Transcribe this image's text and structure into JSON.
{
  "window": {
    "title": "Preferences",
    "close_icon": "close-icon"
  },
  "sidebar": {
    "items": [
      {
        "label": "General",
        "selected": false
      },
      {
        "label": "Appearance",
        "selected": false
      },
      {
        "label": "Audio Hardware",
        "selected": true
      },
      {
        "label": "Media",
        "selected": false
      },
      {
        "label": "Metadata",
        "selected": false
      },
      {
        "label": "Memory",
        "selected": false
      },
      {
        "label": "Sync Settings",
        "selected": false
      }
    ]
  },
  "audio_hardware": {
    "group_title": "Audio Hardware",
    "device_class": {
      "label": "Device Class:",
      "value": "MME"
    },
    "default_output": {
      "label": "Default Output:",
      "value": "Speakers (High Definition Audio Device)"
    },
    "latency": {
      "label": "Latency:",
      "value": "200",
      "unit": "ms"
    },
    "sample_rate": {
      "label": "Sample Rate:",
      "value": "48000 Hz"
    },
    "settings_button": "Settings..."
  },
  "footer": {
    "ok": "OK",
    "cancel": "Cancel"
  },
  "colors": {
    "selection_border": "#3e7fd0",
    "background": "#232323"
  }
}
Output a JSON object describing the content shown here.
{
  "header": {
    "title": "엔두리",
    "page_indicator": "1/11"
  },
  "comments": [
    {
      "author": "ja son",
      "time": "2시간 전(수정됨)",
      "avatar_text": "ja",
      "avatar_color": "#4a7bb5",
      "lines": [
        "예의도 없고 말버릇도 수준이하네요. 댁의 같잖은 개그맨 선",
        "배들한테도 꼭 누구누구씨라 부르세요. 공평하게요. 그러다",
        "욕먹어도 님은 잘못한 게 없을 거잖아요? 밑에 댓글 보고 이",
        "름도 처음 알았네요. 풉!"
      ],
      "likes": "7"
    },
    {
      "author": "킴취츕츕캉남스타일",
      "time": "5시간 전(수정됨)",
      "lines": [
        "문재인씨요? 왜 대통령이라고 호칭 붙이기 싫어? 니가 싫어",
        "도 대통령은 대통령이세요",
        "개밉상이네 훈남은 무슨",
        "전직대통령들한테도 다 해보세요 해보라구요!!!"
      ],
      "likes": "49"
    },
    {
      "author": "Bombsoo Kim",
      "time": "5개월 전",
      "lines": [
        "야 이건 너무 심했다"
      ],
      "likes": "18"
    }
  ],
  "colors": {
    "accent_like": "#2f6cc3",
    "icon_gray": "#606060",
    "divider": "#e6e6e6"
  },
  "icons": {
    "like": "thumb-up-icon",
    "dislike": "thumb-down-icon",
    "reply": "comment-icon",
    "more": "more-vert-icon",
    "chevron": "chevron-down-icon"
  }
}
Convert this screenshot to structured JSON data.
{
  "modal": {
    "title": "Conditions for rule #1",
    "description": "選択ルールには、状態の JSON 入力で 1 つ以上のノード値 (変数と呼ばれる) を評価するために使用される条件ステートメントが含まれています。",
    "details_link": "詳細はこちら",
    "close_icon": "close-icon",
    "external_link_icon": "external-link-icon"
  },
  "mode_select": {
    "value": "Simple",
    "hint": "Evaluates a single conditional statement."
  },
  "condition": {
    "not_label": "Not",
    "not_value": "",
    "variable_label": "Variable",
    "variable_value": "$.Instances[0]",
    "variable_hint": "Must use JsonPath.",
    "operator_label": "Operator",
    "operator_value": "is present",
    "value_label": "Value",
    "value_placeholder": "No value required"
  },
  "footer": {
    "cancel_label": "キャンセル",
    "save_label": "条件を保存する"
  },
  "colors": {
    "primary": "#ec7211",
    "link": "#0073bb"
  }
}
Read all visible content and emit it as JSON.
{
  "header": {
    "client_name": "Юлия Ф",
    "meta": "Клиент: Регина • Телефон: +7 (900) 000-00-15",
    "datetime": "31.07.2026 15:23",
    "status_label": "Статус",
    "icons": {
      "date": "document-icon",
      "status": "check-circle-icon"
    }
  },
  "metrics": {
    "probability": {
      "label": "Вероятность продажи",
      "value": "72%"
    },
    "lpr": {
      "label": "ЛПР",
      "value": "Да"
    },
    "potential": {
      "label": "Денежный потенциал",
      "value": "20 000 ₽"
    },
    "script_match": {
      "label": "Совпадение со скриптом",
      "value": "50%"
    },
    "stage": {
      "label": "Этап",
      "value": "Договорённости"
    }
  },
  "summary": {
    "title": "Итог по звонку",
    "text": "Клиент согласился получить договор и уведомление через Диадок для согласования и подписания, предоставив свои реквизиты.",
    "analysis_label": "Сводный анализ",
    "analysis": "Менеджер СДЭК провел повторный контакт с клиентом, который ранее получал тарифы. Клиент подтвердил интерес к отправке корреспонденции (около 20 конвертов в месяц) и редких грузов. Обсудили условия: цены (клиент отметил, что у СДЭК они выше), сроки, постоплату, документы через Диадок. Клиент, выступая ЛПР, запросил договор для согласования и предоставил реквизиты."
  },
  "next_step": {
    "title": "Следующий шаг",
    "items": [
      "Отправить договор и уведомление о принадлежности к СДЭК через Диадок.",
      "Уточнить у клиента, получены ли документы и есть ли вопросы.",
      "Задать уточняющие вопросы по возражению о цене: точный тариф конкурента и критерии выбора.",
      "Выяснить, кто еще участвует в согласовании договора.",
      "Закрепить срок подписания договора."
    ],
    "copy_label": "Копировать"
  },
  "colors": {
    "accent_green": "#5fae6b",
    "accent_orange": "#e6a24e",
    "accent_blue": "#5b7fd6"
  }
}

◇ ◇ ◇ ◇ ◇

Your objective —
Extract the full listing above without alteration.

Solved exercise —
Transcribe this image's text and structure into JSON.
{
  "window": {
    "title": "Preferences",
    "close_icon": "close-icon"
  },
  "sidebar": {
    "items": [
      {
        "label": "General",
        "selected": false
      },
      {
        "label": "Appearance",
        "selected": false
      },
      {
        "label": "Audio Hardware",
        "selected": true
      },
      {
        "label": "Media",
        "selected": false
      },
      {
        "label": "Metadata",
        "selected": false
      },
      {
        "label": "Memory",
        "selected": false
      },
      {
        "label": "Sync Settings",
        "selected": false
      }
    ]
  },
  "audio_hardware": {
    "group_title": "Audio Hardware",
    "device_class": {
      "label": "Device Class:",
      "value": "MME"
    },
    "default_output": {
      "label": "Default Output:",
      "value": "Speakers (High Definition Audio Device)"
    },
    "latency": {
      "label": "Latency:",
      "value": "200",
      "unit": "ms"
    },
    "sample_rate": {
      "label": "Sample Rate:",
      "value": "48000 Hz"
    },
    "settings_button": "Settings..."
  },
  "footer": {
    "ok": "OK",
    "cancel": "Cancel"
  },
  "colors": {
    "selection_border": "#3e7fd0",
    "background": "#232323"
  }
}
Output a JSON object describing the content shown here.
{
  "header": {
    "title": "엔두리",
    "page_indicator": "1/11"
  },
  "comments": [
    {
      "author": "ja son",
      "time": "2시간 전(수정됨)",
      "avatar_text": "ja",
      "avatar_color": "#4a7bb5",
      "lines": [
        "예의도 없고 말버릇도 수준이하네요. 댁의 같잖은 개그맨 선",
        "배들한테도 꼭 누구누구씨라 부르세요. 공평하게요. 그러다",
        "욕먹어도 님은 잘못한 게 없을 거잖아요? 밑에 댓글 보고 이",
        "름도 처음 알았네요. 풉!"
      ],
      "likes": "7"
    },
    {
      "author": "킴취츕츕캉남스타일",
      "time": "5시간 전(수정됨)",
      "lines": [
        "문재인씨요? 왜 대통령이라고 호칭 붙이기 싫어? 니가 싫어",
        "도 대통령은 대통령이세요",
        "개밉상이네 훈남은 무슨",
        "전직대통령들한테도 다 해보세요 해보라구요!!!"
      ],
      "likes": "49"
    },
    {
      "author": "Bombsoo Kim",
      "time": "5개월 전",
      "lines": [
        "야 이건 너무 심했다"
      ],
      "likes": "18"
    }
  ],
  "colors": {
    "accent_like": "#2f6cc3",
    "icon_gray": "#606060",
    "divider": "#e6e6e6"
  },
  "icons": {
    "like": "thumb-up-icon",
    "dislike": "thumb-down-icon",
    "reply": "comment-icon",
    "more": "more-vert-icon",
    "chevron": "chevron-down-icon"
  }
}
Convert this screenshot to structured JSON data.
{
  "modal": {
    "title": "Conditions for rule #1",
    "description": "選択ルールには、状態の JSON 入力で 1 つ以上のノード値 (変数と呼ばれる) を評価するために使用される条件ステートメントが含まれています。",
    "details_link": "詳細はこちら",
    "close_icon": "close-icon",
    "external_link_icon": "external-link-icon"
  },
  "mode_select": {
    "value": "Simple",
    "hint": "Evaluates a single conditional statement."
  },
  "condition": {
    "not_label": "Not",
    "not_value": "",
    "variable_label": "Variable",
    "variable_value": "$.Instances[0]",
    "variable_hint": "Must use JsonPath.",
    "operator_label": "Operator",
    "operator_value": "is present",
    "value_label": "Value",
    "value_placeholder": "No value required"
  },
  "footer": {
    "cancel_label": "キャンセル",
    "save_label": "条件を保存する"
  },
  "colors": {
    "primary": "#ec7211",
    "link": "#0073bb"
  }
}
Read all visible content and emit it as JSON.
{
  "header": {
    "client_name": "Юлия Ф",
    "meta": "Клиент: Регина • Телефон: +7 (900) 000-00-15",
    "datetime": "31.07.2026 15:23",
    "status_label": "Статус",
    "icons": {
      "date": "document-icon",
      "status": "check-circle-icon"
    }
  },
  "metrics": {
    "probability": {
      "label": "Вероятность продажи",
      "value": "72%"
    },
    "lpr": {
      "label": "ЛПР",
      "value": "Да"
    },
    "potential": {
      "label": "Денежный потенциал",
      "value": "20 000 ₽"
    },
    "script_match": {
      "label": "Совпадение со скриптом",
      "value": "50%"
    },
    "stage": {
      "label": "Этап",
      "value": "Договорённости"
    }
  },
  "summary": {
    "title": "Итог по звонку",
    "text": "Клиент согласился получить договор и уведомление через Диадок для согласования и подписания, предоставив свои реквизиты.",
    "analysis_label": "Сводный анализ",
    "analysis": "Менеджер СДЭК провел повторный контакт с клиентом, который ранее получал тарифы. Клиент подтвердил интерес к отправке корреспонденции (около 20 конвертов в месяц) и редких грузов. Обсудили условия: цены (клиент отметил, что у СДЭК они выше), сроки, постоплату, документы через Диадок. Клиент, выступая ЛПР, запросил договор для согласования и предоставил реквизиты."
  },
  "next_step": {
    "title": "Следующий шаг",
    "items": [
      "Отправить договор и уведомление о принадлежности к СДЭК через Диадок.",
      "Уточнить у клиента, получены ли документы и есть ли вопросы.",
      "Задать уточняющие вопросы по возражению о цене: точный тариф конкурента и критерии выбора.",
      "Выяснить, кто еще участвует в согласовании договора.",
      "Закрепить срок подписания договора."
    ],
    "copy_label": "Копировать"
  },
  "colors": {
    "accent_green": "#5fae6b",
    "accent_orange": "#e6a24e",
    "accent_blue": "#5b7fd6"
  }
}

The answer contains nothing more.